→ **Data records**
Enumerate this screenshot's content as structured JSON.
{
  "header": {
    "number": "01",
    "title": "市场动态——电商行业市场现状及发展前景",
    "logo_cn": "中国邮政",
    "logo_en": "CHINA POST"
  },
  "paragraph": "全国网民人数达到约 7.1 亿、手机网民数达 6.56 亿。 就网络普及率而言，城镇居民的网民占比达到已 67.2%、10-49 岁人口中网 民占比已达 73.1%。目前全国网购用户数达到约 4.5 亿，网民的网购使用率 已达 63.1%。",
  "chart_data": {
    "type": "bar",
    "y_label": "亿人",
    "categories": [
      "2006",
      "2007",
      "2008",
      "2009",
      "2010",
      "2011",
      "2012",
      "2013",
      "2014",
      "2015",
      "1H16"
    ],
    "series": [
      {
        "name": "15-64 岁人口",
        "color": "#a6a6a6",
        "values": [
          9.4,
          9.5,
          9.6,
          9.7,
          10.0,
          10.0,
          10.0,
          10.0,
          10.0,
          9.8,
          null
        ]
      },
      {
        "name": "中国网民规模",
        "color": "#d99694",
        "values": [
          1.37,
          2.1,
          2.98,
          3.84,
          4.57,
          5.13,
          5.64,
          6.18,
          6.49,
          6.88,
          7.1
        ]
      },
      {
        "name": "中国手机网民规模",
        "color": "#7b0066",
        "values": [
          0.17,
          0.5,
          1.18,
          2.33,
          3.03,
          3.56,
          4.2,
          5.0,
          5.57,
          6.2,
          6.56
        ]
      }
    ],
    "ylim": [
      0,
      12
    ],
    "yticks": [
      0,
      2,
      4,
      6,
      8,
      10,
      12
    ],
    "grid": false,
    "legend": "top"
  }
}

→ **Problem to work on**
Every line of the material must be returned exactly as it appears.

→ **The reply**
Enumerate this screenshot's content as structured JSON.
{
  "header": {
    "number": "01",
    "title": "市场动态——电商行业市场现状及发展前景",
    "logo_cn": "中国邮政",
    "logo_en": "CHINA POST"
  },
  "paragraph": "全国网民人数达到约 7.1 亿、手机网民数达 6.56 亿。 就网络普及率而言，城镇居民的网民占比达到已 67.2%、10-49 岁人口中网 民占比已达 73.1%。目前全国网购用户数达到约 4.5 亿，网民的网购使用率 已达 63.1%。",
  "chart_data": {
    "type": "bar",
    "y_label": "亿人",
    "categories": [
      "2006",
      "2007",
      "2008",
      "2009",
      "2010",
      "2011",
      "2012",
      "2013",
      "2014",
      "2015",
      "1H16"
    ],
    "series": [
      {
        "name": "15-64 岁人口",
        "color": "#a6a6a6",
        "values": [
          9.4,
          9.5,
          9.6,
          9.7,
          10.0,
          10.0,
          10.0,
          10.0,
          10.0,
          9.8,
          null
        ]
      },
      {
        "name": "中国网民规模",
        "color": "#d99694",
        "values": [
          1.37,
          2.1,
          2.98,
          3.84,
          4.57,
          5.13,
          5.64,
          6.18,
          6.49,
          6.88,
          7.1
        ]
      },
      {
        "name": "中国手机网民规模",
        "color": "#7b0066",
        "values": [
          0.17,
          0.5,
          1.18,
          2.33,
          3.03,
          3.56,
          4.2,
          5.0,
          5.57,
          6.2,
          6.56
        ]
      }
    ],
    "ylim": [
      0,
      12
    ],
    "yticks": [
      0,
      2,
      4,
      6,
      8,
      10,
      12
    ],
    "grid": false,
    "legend": "top"
  }
}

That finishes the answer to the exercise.